La palabra «Eucaristía» significa, literalmente, «acción de gracias». Celebrar la Eucaristía y vivir una vida eucarística tiene muchísimo que ver con el agradecimiento. Vivir eucarísticamente es vivir la vida como un don, como un regalo por el que uno está agradecido. Pero el agradecimiento no es la respuesta más obvia a la vida, sobre todo cuando experimentamos ésta como una serie de pérdidas. Sin embargo, él gran misterio que celebramos en la Eucaristía y que vivimos en una vida eucarística consiste precisamente en que, a través del dolor por nuestras pérdidas, llegamos a experimentar la vida como un don. La belleza y el valor inmenso de la vida están íntimamente relacionados con su fragilidad y su caducidad, como podemos experimentar cada día al tomar una flor en nuestras manos, al contemplar el vuelo de una mariposa o al acariciar a un bebé: su fragilidad y su precariedad son evidentes, y nuestro gozo guarda relación con ambas.

Comenzamos cada una de nuestras eucaristías suplicando la misericordia de Dios. Probablemente, no hay en la historia del cristianismo otra oración tan frecuente e íntimamente repetida como la súplica: «Señor, ten piedad», con la que no sólo se inician las liturgias eucarísticas de Occidente, sino que resuena también constantemente en las liturgias orientales. «Señor, ten piedad»,
«Kyrie Eleison», «Gospody Pomiloe»
… Es el grito del pueblo de Dios, el clamor de todos los contritos de corazón.

Pero sólo es posible articular este grito cuando estamos dispuestos a confesar que de algún modo nosotros mismos tenemos algo que ver con nuestras pérdidas. Pedir misericordia significa reconocer que el culpar de nuestras pérdidas a Dios, al mundo o a los demás no responde plenamente a lo que de verdad somos. Por de pronto, estamos dispuestos a asumir la responsabilidad incluso por el dolor que no hemos causado nosotros directamente; la acusación se convierte en reconocimiento del papel que desempeñamos en la imperfección humana. La petición de la misericordia de Dios brota de un corazón que sabe que esa imperfección humana no es una condición fatal de la que somos tristes víctimas, sino el fruto amargo de la decisión humana de decir «no» al amor. Los discípulos que regresaban a Emaús estaban tristes porque habían perdido a aquel en quien habían puesto toda su esperanza, pero también eran plenamente conscientes de que eran sus propios dirigentes quienes lo habían crucificado. De algún modo, sabían que su aflicción estaba relacionada con el mal; un mal que ellos podían reconocer en sus propios corazones.

_Tu tarea:_ Copia literalmente el fragmento del texto sobre la Eucaristía que comienza en las palabras «Comenzamos cada una» y termina justo después de «contritos de corazón.».

_Datos para analizar:_

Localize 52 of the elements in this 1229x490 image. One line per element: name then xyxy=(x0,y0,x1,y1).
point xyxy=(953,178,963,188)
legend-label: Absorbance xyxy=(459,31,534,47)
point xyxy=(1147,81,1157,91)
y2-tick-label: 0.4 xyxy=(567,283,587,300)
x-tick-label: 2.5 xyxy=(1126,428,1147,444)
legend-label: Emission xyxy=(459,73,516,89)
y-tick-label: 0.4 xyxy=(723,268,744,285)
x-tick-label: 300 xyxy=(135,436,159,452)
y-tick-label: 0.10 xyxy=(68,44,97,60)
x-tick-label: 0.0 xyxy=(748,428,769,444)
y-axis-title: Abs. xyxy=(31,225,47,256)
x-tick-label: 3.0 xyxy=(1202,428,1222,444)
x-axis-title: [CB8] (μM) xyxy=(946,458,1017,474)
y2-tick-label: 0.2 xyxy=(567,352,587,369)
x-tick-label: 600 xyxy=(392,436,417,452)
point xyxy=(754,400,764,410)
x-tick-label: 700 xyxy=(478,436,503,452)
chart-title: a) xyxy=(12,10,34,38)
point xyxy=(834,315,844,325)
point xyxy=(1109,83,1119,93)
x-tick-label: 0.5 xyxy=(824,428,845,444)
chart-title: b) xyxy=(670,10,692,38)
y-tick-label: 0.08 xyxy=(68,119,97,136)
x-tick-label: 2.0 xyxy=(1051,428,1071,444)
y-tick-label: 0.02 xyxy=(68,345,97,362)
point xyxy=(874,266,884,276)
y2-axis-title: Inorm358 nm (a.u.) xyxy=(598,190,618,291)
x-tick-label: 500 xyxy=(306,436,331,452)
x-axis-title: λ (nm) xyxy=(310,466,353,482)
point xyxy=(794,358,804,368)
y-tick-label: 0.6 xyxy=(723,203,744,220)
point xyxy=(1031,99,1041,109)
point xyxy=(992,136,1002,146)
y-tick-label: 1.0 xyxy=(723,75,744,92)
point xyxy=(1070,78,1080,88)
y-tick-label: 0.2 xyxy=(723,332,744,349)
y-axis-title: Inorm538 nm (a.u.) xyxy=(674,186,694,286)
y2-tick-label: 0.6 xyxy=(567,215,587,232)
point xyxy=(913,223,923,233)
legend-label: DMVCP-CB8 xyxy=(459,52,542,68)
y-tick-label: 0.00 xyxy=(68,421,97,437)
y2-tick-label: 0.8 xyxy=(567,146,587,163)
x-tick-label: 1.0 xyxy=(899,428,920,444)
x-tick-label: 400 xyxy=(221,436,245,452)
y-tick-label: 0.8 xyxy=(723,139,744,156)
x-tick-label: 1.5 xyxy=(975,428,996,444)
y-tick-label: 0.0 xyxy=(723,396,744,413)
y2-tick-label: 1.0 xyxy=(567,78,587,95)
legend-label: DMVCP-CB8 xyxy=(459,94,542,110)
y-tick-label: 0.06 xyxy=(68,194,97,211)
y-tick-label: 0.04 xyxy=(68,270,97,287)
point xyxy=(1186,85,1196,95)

_Tu respuesta:_
Comenzamos cada una de nuestras eucaristías suplicando la misericordia de Dios. Probablemente, no hay en la historia del cristianismo otra oración tan frecuente e íntimamente repetida como la súplica: «Señor, ten piedad», con la que no sólo se inician las liturgias eucarísticas de Occidente, sino que resuena también constantemente en las liturgias orientales. «Señor, ten piedad»,
«Kyrie Eleison», «Gospody Pomiloe»
… Es el grito del pueblo de Dios, el clamor de todos los contritos de corazón.